* **Your instructions**:
Every entry should be repeated exactly. Omit the pictures.

Data excerpts
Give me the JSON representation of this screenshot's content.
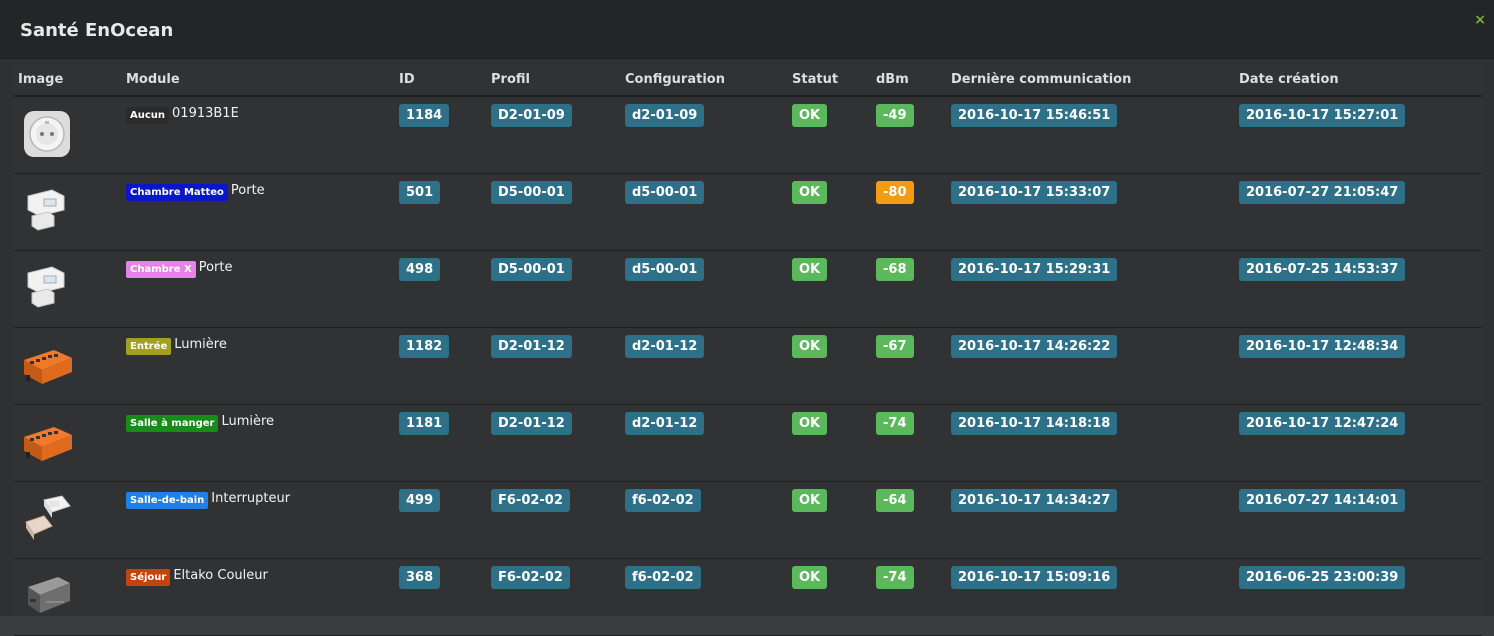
{
  "modal": {
    "title": "Santé EnOcean",
    "close_icon": "×"
  },
  "colors": {
    "tag_blue": "#2d7088",
    "tag_green": "#5cb85c",
    "tag_orange": "#f39c12",
    "close": "#7fae3f"
  },
  "columns": [
    "Image",
    "Module",
    "ID",
    "Profil",
    "Configuration",
    "Statut",
    "dBm",
    "Dernière communication",
    "Date création"
  ],
  "rows": [
    {
      "image": "wall-socket-plug",
      "object": "Aucun",
      "object_color": "#2b2b2b",
      "name": "01913B1E",
      "id": "1184",
      "profil": "D2-01-09",
      "config": "d2-01-09",
      "statut": "OK",
      "dbm": "-49",
      "dbm_level": "good",
      "last_comm": "2016-10-17 15:46:51",
      "created": "2016-10-17 15:27:01"
    },
    {
      "image": "door-contact-sensor",
      "object": "Chambre Matteo",
      "object_color": "#0a17c9",
      "name": "Porte",
      "id": "501",
      "profil": "D5-00-01",
      "config": "d5-00-01",
      "statut": "OK",
      "dbm": "-80",
      "dbm_level": "warning",
      "last_comm": "2016-10-17 15:33:07",
      "created": "2016-07-27 21:05:47"
    },
    {
      "image": "door-contact-sensor",
      "object": "Chambre X",
      "object_color": "#e982e6",
      "name": "Porte",
      "id": "498",
      "profil": "D5-00-01",
      "config": "d5-00-01",
      "statut": "OK",
      "dbm": "-68",
      "dbm_level": "good",
      "last_comm": "2016-10-17 15:29:31",
      "created": "2016-07-25 14:53:37"
    },
    {
      "image": "din-rail-actuator",
      "object": "Entrée",
      "object_color": "#a2a01e",
      "name": "Lumière",
      "id": "1182",
      "profil": "D2-01-12",
      "config": "d2-01-12",
      "statut": "OK",
      "dbm": "-67",
      "dbm_level": "good",
      "last_comm": "2016-10-17 14:26:22",
      "created": "2016-10-17 12:48:34"
    },
    {
      "image": "din-rail-actuator",
      "object": "Salle à manger",
      "object_color": "#178c17",
      "name": "Lumière",
      "id": "1181",
      "profil": "D2-01-12",
      "config": "d2-01-12",
      "statut": "OK",
      "dbm": "-74",
      "dbm_level": "good",
      "last_comm": "2016-10-17 14:18:18",
      "created": "2016-10-17 12:47:24"
    },
    {
      "image": "wall-switch",
      "object": "Salle-de-bain",
      "object_color": "#1e80e8",
      "name": "Interrupteur",
      "id": "499",
      "profil": "F6-02-02",
      "config": "f6-02-02",
      "statut": "OK",
      "dbm": "-64",
      "dbm_level": "good",
      "last_comm": "2016-10-17 14:34:27",
      "created": "2016-07-27 14:14:01"
    },
    {
      "image": "eltako-module",
      "object": "Séjour",
      "object_color": "#c3450d",
      "name": "Eltako Couleur",
      "id": "368",
      "profil": "F6-02-02",
      "config": "f6-02-02",
      "statut": "OK",
      "dbm": "-74",
      "dbm_level": "good",
      "last_comm": "2016-10-17 15:09:16",
      "created": "2016-06-25 23:00:39"
    }
  ]
}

* **Result of the task**:
Give me the JSON representation of this screenshot's content.
{
  "modal": {
    "title": "Santé EnOcean",
    "close_icon": "×"
  },
  "colors": {
    "tag_blue": "#2d7088",
    "tag_green": "#5cb85c",
    "tag_orange": "#f39c12",
    "close": "#7fae3f"
  },
  "columns": [
    "Image",
    "Module",
    "ID",
    "Profil",
    "Configuration",
    "Statut",
    "dBm",
    "Dernière communication",
    "Date création"
  ],
  "rows": [
    {
      "image": "wall-socket-plug",
      "object": "Aucun",
      "object_color": "#2b2b2b",
      "name": "01913B1E",
      "id": "1184",
      "profil": "D2-01-09",
      "config": "d2-01-09",
      "statut": "OK",
      "dbm": "-49",
      "dbm_level": "good",
      "last_comm": "2016-10-17 15:46:51",
      "created": "2016-10-17 15:27:01"
    },
    {
      "image": "door-contact-sensor",
      "object": "Chambre Matteo",
      "object_color": "#0a17c9",
      "name": "Porte",
      "id": "501",
      "profil": "D5-00-01",
      "config": "d5-00-01",
      "statut": "OK",
      "dbm": "-80",
      "dbm_level": "warning",
      "last_comm": "2016-10-17 15:33:07",
      "created": "2016-07-27 21:05:47"
    },
    {
      "image": "door-contact-sensor",
      "object": "Chambre X",
      "object_color": "#e982e6",
      "name": "Porte",
      "id": "498",
      "profil": "D5-00-01",
      "config": "d5-00-01",
      "statut": "OK",
      "dbm": "-68",
      "dbm_level": "good",
      "last_comm": "2016-10-17 15:29:31",
      "created": "2016-07-25 14:53:37"
    },
    {
      "image": "din-rail-actuator",
      "object": "Entrée",
      "object_color": "#a2a01e",
      "name": "Lumière",
      "id": "1182",
      "profil": "D2-01-12",
      "config": "d2-01-12",
      "statut": "OK",
      "dbm": "-67",
      "dbm_level": "good",
      "last_comm": "2016-10-17 14:26:22",
      "created": "2016-10-17 12:48:34"
    },
    {
      "image": "din-rail-actuator",
      "object": "Salle à manger",
      "object_color": "#178c17",
      "name": "Lumière",
      "id": "1181",
      "profil": "D2-01-12",
      "config": "d2-01-12",
      "statut": "OK",
      "dbm": "-74",
      "dbm_level": "good",
      "last_comm": "2016-10-17 14:18:18",
      "created": "2016-10-17 12:47:24"
    },
    {
      "image": "wall-switch",
      "object": "Salle-de-bain",
      "object_color": "#1e80e8",
      "name": "Interrupteur",
      "id": "499",
      "profil": "F6-02-02",
      "config": "f6-02-02",
      "statut": "OK",
      "dbm": "-64",
      "dbm_level": "good",
      "last_comm": "2016-10-17 14:34:27",
      "created": "2016-07-27 14:14:01"
    },
    {
      "image": "eltako-module",
      "object": "Séjour",
      "object_color": "#c3450d",
      "name": "Eltako Couleur",
      "id": "368",
      "profil": "F6-02-02",
      "config": "f6-02-02",
      "statut": "OK",
      "dbm": "-74",
      "dbm_level": "good",
      "last_comm": "2016-10-17 15:09:16",
      "created": "2016-06-25 23:00:39"
    }
  ]
}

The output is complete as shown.